Text segment:
>>>

The placement of Matta-Clark’s work in the exhibition spaces designed by Tadao Ando at the Pulitzer encourages new ways of looking at art, architecture, and the urban environment. Ando’s pristine building not only heightens the roughness of Matta-Clark’s cuts, but it also recalls the artist’s lost interventions. Both he and Ando sought to break the visual and metaphorical boundaries normally associated with the architectural “box” by allowing light to penetrate spaces in unexpected ways.
Reminiscent of an alchemist, Matta-Clark pursued the transmutation of a discarded object into something filled with “hope and fantasy.” He was deeply concerned with the abandonment of buildings and the fate of urban communities. He became socially and politically active during the 1970s and wrote that he focused on buildings, “for these comprise both a miniature cultural evolution and a model of prevailing social structures. Consequently, what I do to buildings is what some do with languages and others with groups of people: I organize them in order to explain and defend the need for change.”
The exhibition programming connects the artist’s social activism to present-day St. Louis. The Pulitzer, in collaboration with Washington University's George Warren Brown School of Social Work, is organizing programs that build upon Matta-Clark’s desire to imbue abandoned objects, buildings, and parcels of land with new meaning. The Pulitzer hopes to help carry Matta-Clark’s legacy into the 21st century and to inspire a new generation of social activism through creative acts. An interactive web presence reflects this community-driven programming at mattaclark.pulitzerarts
.org/transformation. A web catalogue corresponds with the exhibition at mattaclark.pulitzerarts.org.
Matta-Clark (June 22, 1943-August 27, 1978) was an American artist best known for his site-specific artworks he made in the 1970s. He is famous for his "building cuts," a series of works in abandoned buildings in which he variously removed sections of floors, ceilings, and walls.
Both of Matta-Clark's parents were artists: the American Anne Clark and the Chilean Surrealist painter Roberto Matta, artist of Basque, French and Spanish descent. His twin brother Sebastian was also an artist, who committed suicide in 1976.
He studied architecture at Cornell University, but did not practice as a conventional architect; he worked on what he referred to as “Anarchitecture.” At the time of Matta-Clark's tenure there, Cornell's architecture program was guided in part by Colin Rowe, a preeminent architectural theorist of modernism. His vision of modernism later influenced much of Matta-Clark's own work in its relation to modernist practice and theory. He also spent a year studying French literature at the Sorbonne in Paris and was in Paris during the student strikes of May 1968. It was in Paris that he became aware of the French deconstructionist philosophers and Guy Debord and the Situationists. These cultural and political radicals developed the concept of détournement, or "the reuse of pre-existing artistic elements in a new ensemble." Such concepts would later inform his work. He is most famous for works that radically altered existing structures. His "building cuts" (in which, for example, a house is cut in half vertically) alter the perception of the building and its surrounding environment.
Matta-Clark used a number of media to document his work, including film, video, and photography. His work includes performance and recycling pieces, space and texture works, and his "building cuts."

<<<

Listings of elements and regions

>>>

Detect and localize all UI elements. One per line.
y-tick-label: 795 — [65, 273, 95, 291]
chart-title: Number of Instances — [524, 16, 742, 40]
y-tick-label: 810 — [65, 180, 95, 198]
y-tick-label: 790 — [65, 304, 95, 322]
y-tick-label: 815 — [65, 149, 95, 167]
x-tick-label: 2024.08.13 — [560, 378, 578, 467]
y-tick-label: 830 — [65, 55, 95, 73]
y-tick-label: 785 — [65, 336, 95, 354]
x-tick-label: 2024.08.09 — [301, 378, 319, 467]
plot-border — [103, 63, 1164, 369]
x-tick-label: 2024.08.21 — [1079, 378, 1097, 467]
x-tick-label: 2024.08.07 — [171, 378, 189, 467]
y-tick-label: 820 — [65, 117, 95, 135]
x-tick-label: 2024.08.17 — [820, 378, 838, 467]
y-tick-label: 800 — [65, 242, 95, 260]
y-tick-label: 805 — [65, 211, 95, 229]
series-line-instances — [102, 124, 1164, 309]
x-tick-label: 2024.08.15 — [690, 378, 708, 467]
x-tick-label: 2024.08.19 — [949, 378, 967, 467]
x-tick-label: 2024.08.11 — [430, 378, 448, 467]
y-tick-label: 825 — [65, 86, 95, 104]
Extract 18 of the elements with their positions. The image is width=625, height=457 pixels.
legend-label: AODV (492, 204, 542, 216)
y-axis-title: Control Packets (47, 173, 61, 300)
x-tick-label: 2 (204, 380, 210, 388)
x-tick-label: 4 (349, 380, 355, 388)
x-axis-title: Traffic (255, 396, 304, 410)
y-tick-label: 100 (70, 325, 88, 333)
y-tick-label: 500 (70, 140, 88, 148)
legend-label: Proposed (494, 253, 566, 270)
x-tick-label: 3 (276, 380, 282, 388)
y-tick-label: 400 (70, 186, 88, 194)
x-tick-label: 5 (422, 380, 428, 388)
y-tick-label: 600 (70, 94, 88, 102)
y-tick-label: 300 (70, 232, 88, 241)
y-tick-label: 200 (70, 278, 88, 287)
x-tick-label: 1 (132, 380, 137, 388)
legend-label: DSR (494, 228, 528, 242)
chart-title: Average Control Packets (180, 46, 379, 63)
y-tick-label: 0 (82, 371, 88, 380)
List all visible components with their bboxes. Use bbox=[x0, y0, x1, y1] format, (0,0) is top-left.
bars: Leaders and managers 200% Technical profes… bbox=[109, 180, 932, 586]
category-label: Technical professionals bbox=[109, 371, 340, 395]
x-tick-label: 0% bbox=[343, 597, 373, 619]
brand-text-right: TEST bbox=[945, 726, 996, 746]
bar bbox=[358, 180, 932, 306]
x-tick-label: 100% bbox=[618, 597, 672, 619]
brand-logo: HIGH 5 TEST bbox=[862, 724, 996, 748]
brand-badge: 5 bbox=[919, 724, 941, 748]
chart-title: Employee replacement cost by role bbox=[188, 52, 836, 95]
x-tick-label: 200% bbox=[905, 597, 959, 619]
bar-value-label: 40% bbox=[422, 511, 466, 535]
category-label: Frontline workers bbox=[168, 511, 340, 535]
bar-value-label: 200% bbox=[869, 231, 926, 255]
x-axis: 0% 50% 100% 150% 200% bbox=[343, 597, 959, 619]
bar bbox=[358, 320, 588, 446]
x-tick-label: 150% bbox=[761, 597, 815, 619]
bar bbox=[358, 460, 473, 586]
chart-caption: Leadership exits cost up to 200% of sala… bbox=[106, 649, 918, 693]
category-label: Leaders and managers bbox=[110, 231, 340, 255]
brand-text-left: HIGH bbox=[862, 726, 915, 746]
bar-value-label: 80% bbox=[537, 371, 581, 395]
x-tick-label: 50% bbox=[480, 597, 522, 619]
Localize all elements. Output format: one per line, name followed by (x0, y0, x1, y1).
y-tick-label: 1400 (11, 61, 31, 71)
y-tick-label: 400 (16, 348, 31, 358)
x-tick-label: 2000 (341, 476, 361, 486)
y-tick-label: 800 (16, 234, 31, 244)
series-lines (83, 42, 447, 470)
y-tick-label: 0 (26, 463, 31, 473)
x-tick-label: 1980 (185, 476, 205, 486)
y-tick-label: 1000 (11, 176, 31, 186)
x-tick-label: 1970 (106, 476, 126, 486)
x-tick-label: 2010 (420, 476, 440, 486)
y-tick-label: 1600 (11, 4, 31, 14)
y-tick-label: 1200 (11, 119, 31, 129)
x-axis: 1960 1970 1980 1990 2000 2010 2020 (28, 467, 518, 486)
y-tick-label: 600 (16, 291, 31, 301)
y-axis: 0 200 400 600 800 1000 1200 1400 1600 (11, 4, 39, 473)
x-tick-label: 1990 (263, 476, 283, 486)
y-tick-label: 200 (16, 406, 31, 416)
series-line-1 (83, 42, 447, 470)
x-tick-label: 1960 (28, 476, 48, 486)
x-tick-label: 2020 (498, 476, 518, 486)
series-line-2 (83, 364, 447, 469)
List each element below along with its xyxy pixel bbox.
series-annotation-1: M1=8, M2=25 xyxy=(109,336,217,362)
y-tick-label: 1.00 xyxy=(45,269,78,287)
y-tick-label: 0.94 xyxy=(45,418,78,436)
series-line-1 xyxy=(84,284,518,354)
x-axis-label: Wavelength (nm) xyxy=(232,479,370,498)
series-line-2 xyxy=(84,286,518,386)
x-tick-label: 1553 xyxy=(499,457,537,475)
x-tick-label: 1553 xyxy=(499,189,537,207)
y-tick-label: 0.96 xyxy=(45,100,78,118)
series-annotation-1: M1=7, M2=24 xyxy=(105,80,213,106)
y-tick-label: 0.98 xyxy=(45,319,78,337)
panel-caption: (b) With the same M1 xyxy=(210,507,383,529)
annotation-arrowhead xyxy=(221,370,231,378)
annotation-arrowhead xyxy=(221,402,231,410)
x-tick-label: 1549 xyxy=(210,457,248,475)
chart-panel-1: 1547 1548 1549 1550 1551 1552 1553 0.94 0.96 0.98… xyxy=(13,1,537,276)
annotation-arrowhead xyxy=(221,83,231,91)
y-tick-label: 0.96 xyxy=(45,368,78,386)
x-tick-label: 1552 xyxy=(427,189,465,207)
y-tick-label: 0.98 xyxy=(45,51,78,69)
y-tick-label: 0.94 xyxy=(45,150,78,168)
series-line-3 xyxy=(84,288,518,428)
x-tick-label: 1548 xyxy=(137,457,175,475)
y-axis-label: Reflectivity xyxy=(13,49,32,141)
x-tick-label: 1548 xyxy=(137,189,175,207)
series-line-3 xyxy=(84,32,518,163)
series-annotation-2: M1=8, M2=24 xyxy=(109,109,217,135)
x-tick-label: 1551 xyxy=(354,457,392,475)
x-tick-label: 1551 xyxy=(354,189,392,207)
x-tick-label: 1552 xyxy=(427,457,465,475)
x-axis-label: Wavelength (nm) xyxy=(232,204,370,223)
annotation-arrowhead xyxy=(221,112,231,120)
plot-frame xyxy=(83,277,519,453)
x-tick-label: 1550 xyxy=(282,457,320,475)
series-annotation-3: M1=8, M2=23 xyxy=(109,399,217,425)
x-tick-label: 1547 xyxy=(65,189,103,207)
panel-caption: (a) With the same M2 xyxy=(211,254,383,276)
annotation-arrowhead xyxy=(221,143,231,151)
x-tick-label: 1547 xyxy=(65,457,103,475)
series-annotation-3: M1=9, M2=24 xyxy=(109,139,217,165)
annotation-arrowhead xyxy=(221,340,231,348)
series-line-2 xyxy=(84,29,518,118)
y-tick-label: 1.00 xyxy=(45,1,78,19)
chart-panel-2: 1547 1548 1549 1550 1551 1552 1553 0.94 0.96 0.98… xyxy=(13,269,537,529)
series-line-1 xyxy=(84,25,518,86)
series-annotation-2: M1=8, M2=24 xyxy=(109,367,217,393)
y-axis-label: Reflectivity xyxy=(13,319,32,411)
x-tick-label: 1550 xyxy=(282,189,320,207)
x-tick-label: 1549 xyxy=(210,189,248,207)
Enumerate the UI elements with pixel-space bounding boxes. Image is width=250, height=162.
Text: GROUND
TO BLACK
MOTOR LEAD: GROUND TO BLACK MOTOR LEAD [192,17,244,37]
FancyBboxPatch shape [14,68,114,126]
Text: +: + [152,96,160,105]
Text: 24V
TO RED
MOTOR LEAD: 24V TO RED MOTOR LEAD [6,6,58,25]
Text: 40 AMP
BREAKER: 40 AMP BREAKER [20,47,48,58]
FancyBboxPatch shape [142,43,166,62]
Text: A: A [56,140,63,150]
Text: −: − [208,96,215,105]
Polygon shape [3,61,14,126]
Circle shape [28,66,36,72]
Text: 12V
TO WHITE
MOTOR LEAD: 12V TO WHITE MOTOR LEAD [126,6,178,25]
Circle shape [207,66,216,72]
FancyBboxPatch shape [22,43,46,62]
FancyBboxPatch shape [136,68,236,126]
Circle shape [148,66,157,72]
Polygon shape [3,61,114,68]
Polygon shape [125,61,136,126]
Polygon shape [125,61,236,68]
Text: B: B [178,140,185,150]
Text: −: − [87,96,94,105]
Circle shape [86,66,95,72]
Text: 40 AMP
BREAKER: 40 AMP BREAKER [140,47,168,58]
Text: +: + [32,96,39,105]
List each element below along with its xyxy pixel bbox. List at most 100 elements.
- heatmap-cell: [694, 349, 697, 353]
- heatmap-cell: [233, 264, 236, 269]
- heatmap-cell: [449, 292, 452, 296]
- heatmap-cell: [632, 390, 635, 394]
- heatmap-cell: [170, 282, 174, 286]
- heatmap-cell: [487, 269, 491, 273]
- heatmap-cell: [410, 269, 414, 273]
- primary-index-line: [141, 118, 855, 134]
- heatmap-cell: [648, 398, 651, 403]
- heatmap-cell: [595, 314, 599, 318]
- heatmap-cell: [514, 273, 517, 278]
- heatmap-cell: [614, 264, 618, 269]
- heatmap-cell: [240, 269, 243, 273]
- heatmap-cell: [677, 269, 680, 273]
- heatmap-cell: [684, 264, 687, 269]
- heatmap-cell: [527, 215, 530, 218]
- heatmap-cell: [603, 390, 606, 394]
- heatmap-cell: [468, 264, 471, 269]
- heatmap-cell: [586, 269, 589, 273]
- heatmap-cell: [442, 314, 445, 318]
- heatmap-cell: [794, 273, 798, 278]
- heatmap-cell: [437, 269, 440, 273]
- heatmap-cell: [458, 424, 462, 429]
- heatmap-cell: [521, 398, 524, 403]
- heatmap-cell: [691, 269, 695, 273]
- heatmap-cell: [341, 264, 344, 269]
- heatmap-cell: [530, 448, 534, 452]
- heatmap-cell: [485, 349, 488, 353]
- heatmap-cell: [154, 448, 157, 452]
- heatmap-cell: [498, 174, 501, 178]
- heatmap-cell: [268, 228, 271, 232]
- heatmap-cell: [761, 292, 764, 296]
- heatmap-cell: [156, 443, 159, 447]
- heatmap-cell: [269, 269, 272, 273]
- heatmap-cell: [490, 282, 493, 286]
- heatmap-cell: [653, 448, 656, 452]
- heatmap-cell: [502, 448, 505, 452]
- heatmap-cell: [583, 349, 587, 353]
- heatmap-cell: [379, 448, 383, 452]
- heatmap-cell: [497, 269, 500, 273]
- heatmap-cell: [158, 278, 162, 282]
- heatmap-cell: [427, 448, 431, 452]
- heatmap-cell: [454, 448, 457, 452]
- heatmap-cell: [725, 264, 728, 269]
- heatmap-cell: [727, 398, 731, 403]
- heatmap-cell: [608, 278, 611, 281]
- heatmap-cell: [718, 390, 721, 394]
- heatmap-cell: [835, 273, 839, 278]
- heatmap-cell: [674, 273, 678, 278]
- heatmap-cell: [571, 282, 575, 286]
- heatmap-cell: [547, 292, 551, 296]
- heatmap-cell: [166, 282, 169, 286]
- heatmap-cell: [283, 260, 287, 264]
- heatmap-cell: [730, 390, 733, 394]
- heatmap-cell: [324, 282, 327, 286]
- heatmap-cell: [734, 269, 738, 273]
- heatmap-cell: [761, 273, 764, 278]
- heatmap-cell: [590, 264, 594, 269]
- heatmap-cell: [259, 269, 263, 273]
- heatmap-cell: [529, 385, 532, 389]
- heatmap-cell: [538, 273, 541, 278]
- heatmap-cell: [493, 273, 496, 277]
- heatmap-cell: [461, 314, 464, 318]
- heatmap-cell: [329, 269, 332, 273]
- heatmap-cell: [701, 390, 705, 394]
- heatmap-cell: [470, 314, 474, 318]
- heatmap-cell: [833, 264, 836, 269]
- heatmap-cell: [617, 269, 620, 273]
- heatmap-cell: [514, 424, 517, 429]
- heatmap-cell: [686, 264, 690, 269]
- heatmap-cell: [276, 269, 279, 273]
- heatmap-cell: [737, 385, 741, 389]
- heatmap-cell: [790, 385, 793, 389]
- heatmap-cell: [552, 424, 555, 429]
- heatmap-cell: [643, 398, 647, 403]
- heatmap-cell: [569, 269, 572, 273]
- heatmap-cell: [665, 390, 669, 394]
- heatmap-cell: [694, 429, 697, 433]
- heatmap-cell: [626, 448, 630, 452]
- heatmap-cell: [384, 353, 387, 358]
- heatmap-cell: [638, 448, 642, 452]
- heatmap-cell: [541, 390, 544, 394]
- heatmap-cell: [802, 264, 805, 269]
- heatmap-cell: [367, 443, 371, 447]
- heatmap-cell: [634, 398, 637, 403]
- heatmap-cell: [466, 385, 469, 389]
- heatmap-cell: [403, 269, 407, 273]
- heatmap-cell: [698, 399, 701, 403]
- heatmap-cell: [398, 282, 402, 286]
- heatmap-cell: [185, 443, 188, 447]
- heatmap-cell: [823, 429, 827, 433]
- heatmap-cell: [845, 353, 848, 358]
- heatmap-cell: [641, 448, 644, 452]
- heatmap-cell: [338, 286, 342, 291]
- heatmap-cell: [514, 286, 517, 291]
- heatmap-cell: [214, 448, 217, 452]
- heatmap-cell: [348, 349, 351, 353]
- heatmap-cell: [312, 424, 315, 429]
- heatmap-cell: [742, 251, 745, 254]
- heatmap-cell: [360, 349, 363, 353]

<<<

Written request:
Carry on the Matta-Clark piece from its last sentence onward.

Response to the task:
Matta-Clark also used puns and other word games as a way to re-conceptualize preconditioned roles and relationships (of everything, from people to architecture). He demonstrates that the theory of entropy applies to language as well as to the physical world, and that language is not a neutral tool but a carrier for society's values and a vehicle for ideology.
"An Ark Kit Puncture, Anarchy Torture, An Arctic Lecture, An Orchid Texture, An Art Collector …"
In February, 1969, the "Earth Art" show, curated by Willoughby Sharp at the invitation of Tom Leavitt, was realized at Andrew Dickson White Museum of Art, Cornell University, Ithaca, NY. Matta-Clark, who lived in Ithaca at the time, was invited by Willoughby Sharp to help the artists in "Earth Art" with the on-site execution of their works for the exhibition. Sharp then encouraged Gordon Matta-Clark to move to New York City where Sharp continued to introduce him to members of the New York art world. Matta-Clark's work, Museum, at Klaus Kertess' Bykert Gallery, was listed and illustrated on pages 4-5 of Avalanche 1, Fall 1970.
In the early 1970s as part of the Anarchitecture group, Matta-Clark was interested in the idea of entropy, metamorphic gaps, and leftover / ambiguous space. Fake Estates was a project engaged with the issue of land ownership and the myth of the American dream — that everyone could become "landed gentry" by owning property. Matta-Clark "buys" into this dream by purchasing 15 leftover and unwanted properties in Manhattan for $25-$75 a plot. Ironically, these "estates" were unusable or unaccessible for development, and so his ability to capitalize on the land, and thus his ownership of them, existed virtually only on paper.
In 1971 Matta-Clark cofounded Food, in SoHo, New York, with Carol Goodden, a restaurant managed and staffed by artists. The restaurant turned dining into an event with an open kitchen and exotic ingredients that celebrated cooking. The activities at Food helped delineate how the art community defined itself in downtown Manhattan. The first of its kind in SoHo, Food became well known among artists and was a central meeting-place for groups such as the Philip Glass Ensemble, Mabou Mines, and the dancers of Grand Union. He ran Food til 1973.
In 1974, he performed a literal deconstruction, by removing the facade of a condemned house along the Love Canal, and moving the resulting walls to Artpark, in his work Bingo.
For the Biennale de Paris in 1975, he made the piece titled Conical Intersect by cutting a large cone-shaped hole through two townhouses dating from the 17th century in the market district known as Les Halles which were to be knocked down in order to construct the then-controversial Centre Georges Pompidou.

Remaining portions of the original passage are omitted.